WHAT TO PRODUCE: Restate the complete material exactly.

>> BEGIN DATA PROVIDED

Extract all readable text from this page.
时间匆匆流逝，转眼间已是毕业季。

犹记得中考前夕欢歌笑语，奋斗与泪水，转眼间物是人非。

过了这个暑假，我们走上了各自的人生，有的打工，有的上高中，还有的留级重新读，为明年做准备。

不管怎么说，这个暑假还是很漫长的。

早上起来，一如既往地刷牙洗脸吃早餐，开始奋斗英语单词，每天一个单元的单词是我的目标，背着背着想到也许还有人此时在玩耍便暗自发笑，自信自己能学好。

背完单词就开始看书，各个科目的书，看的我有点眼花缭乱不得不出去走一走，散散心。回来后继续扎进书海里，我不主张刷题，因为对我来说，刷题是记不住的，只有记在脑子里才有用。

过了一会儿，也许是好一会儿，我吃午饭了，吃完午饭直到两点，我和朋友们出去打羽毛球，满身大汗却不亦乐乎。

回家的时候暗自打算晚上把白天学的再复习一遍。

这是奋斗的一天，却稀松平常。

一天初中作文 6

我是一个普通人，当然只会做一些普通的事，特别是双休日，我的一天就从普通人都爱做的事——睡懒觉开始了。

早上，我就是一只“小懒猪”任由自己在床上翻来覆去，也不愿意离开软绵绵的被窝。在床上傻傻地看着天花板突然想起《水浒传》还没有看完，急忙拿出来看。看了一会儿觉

>> END DATA PROVIDED

OUTPUT OF THE EXERCISE:
Extract all readable text from this page.
时间匆匆流逝，转眼间已是毕业季。

犹记得中考前夕欢歌笑语，奋斗与泪水，转眼间物是人非。

过了这个暑假，我们走上了各自的人生，有的打工，有的上高中，还有的留级重新读，为明年做准备。

不管怎么说，这个暑假还是很漫长的。

早上起来，一如既往地刷牙洗脸吃早餐，开始奋斗英语单词，每天一个单元的单词是我的目标，背着背着想到也许还有人此时在玩耍便暗自发笑，自信自己能学好。

背完单词就开始看书，各个科目的书，看的我有点眼花缭乱不得不出去走一走，散散心。回来后继续扎进书海里，我不主张刷题，因为对我来说，刷题是记不住的，只有记在脑子里才有用。

过了一会儿，也许是好一会儿，我吃午饭了，吃完午饭直到两点，我和朋友们出去打羽毛球，满身大汗却不亦乐乎。

回家的时候暗自打算晚上把白天学的再复习一遍。

这是奋斗的一天，却稀松平常。

一天初中作文 6

我是一个普通人，当然只会做一些普通的事，特别是双休日，我的一天就从普通人都爱做的事——睡懒觉开始了。

早上，我就是一只“小懒猪”任由自己在床上翻来覆去，也不愿意离开软绵绵的被窝。在床上傻傻地看着天花板突然想起《水浒传》还没有看完，急忙拿出来看。看了一会儿觉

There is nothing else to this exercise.